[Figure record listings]
• • • • •

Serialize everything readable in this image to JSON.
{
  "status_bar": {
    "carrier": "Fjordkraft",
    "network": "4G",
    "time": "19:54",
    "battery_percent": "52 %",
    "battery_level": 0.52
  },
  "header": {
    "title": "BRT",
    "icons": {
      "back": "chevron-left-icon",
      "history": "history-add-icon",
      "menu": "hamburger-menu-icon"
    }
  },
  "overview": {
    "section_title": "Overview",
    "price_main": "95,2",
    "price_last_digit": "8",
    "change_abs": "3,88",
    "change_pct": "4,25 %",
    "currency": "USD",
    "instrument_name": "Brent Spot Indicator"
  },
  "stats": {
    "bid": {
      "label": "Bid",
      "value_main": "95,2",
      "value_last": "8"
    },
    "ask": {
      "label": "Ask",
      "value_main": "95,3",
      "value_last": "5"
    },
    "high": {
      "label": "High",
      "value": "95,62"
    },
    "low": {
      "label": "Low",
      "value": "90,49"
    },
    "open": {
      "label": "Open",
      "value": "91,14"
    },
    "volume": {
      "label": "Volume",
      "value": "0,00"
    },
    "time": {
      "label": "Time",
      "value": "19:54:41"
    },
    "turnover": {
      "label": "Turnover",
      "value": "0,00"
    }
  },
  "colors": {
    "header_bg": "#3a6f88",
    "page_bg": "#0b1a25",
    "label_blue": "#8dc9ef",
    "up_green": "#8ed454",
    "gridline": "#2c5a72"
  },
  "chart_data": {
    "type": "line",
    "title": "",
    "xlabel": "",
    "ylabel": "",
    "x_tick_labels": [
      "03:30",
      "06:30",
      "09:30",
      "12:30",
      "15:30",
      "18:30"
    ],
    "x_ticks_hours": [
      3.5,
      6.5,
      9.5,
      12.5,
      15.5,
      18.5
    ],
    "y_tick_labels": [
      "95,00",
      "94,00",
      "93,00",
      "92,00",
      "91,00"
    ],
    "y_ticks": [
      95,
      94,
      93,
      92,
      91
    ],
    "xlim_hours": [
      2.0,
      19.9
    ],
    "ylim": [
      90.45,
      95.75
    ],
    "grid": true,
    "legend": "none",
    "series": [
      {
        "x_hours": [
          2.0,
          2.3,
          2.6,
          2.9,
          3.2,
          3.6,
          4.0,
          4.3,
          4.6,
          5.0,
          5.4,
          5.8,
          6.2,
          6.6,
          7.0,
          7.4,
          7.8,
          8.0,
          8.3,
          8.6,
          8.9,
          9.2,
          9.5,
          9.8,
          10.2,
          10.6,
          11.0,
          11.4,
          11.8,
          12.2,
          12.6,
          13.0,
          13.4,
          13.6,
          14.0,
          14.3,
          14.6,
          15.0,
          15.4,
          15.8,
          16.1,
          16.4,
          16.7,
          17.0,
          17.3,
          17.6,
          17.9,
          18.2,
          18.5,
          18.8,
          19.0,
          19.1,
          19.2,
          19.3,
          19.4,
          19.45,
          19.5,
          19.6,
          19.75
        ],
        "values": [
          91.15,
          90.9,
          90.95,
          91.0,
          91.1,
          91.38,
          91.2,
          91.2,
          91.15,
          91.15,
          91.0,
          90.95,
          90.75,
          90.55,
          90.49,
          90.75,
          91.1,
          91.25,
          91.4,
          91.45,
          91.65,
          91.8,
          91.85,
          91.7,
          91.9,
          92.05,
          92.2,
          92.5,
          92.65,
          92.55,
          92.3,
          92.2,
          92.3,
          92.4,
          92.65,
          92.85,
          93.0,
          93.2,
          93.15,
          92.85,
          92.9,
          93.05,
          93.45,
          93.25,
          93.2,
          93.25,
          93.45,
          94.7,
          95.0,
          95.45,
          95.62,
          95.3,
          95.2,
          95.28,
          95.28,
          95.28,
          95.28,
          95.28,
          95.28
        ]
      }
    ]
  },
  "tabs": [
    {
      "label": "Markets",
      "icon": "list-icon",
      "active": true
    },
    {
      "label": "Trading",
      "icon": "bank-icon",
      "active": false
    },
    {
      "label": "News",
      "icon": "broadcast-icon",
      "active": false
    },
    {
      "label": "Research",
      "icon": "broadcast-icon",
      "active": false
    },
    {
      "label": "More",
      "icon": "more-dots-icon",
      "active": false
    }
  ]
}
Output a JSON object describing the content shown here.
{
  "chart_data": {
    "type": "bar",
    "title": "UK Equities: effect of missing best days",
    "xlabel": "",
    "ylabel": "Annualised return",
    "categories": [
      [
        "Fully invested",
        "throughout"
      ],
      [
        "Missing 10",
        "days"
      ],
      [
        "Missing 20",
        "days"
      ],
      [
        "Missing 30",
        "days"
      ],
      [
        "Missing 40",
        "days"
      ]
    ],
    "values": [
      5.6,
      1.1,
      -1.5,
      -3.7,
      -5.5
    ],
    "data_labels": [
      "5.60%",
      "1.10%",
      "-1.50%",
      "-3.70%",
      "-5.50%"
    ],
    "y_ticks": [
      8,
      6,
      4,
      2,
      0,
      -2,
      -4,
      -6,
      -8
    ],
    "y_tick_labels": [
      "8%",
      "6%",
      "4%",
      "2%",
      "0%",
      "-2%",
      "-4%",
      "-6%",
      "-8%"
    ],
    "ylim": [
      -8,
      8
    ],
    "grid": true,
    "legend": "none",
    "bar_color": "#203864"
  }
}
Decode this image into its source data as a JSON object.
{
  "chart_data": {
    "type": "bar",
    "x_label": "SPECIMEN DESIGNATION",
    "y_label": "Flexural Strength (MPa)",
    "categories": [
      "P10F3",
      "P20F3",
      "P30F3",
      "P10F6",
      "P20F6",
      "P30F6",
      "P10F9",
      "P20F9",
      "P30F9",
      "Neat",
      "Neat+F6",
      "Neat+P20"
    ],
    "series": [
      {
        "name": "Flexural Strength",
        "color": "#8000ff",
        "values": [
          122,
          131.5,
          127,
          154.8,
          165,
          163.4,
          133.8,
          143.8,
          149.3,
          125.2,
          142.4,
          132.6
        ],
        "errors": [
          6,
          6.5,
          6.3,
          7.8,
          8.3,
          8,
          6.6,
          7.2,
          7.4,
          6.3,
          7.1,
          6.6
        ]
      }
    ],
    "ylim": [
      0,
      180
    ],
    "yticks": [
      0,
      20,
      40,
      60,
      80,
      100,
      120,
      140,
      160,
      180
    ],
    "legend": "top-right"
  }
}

• • • • •

▶ _Task to complete_:
Where a line above holds the string "object", show that line.

▶ _Output_:
Output a JSON object describing the content shown here.
Decode this image into its source data as a JSON object.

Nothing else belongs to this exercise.